Note each line that includes the word "JSON". Copy those lines.

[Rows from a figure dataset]
-----
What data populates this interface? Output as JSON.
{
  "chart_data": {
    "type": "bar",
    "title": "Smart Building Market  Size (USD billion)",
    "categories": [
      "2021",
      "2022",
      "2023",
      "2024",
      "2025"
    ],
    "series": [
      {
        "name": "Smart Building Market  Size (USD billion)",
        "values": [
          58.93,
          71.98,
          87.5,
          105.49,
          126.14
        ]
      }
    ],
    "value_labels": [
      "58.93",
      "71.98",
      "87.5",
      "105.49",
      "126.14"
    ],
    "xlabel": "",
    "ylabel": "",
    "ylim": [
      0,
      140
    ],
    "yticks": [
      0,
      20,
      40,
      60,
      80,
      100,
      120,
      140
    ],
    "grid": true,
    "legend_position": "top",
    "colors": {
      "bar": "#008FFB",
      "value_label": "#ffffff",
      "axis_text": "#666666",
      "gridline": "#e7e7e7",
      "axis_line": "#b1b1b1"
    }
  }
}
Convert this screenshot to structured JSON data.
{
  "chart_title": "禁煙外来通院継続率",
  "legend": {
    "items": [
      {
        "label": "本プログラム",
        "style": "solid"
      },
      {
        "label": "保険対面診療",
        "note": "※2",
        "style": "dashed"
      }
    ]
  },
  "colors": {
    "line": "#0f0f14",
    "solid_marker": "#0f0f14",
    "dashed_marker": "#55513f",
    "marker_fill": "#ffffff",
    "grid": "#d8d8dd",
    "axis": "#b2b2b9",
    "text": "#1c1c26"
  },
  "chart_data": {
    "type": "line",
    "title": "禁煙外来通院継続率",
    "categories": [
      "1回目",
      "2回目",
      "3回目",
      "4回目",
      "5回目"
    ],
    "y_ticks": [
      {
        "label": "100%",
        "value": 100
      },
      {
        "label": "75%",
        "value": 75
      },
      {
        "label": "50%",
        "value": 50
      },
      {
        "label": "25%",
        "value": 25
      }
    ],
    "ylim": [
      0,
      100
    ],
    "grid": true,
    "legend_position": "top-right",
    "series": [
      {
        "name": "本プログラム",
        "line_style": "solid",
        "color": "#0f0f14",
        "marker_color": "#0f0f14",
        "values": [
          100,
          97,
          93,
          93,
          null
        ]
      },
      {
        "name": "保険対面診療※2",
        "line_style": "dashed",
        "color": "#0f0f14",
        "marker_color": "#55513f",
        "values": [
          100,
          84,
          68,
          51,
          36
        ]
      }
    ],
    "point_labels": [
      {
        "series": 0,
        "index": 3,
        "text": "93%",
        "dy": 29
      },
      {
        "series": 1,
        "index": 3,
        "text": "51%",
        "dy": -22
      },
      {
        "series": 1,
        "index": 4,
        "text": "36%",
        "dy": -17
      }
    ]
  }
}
-----
▶ _FULL ANSWER_
What data populates this interface? Output as JSON.
Convert this screenshot to structured JSON data.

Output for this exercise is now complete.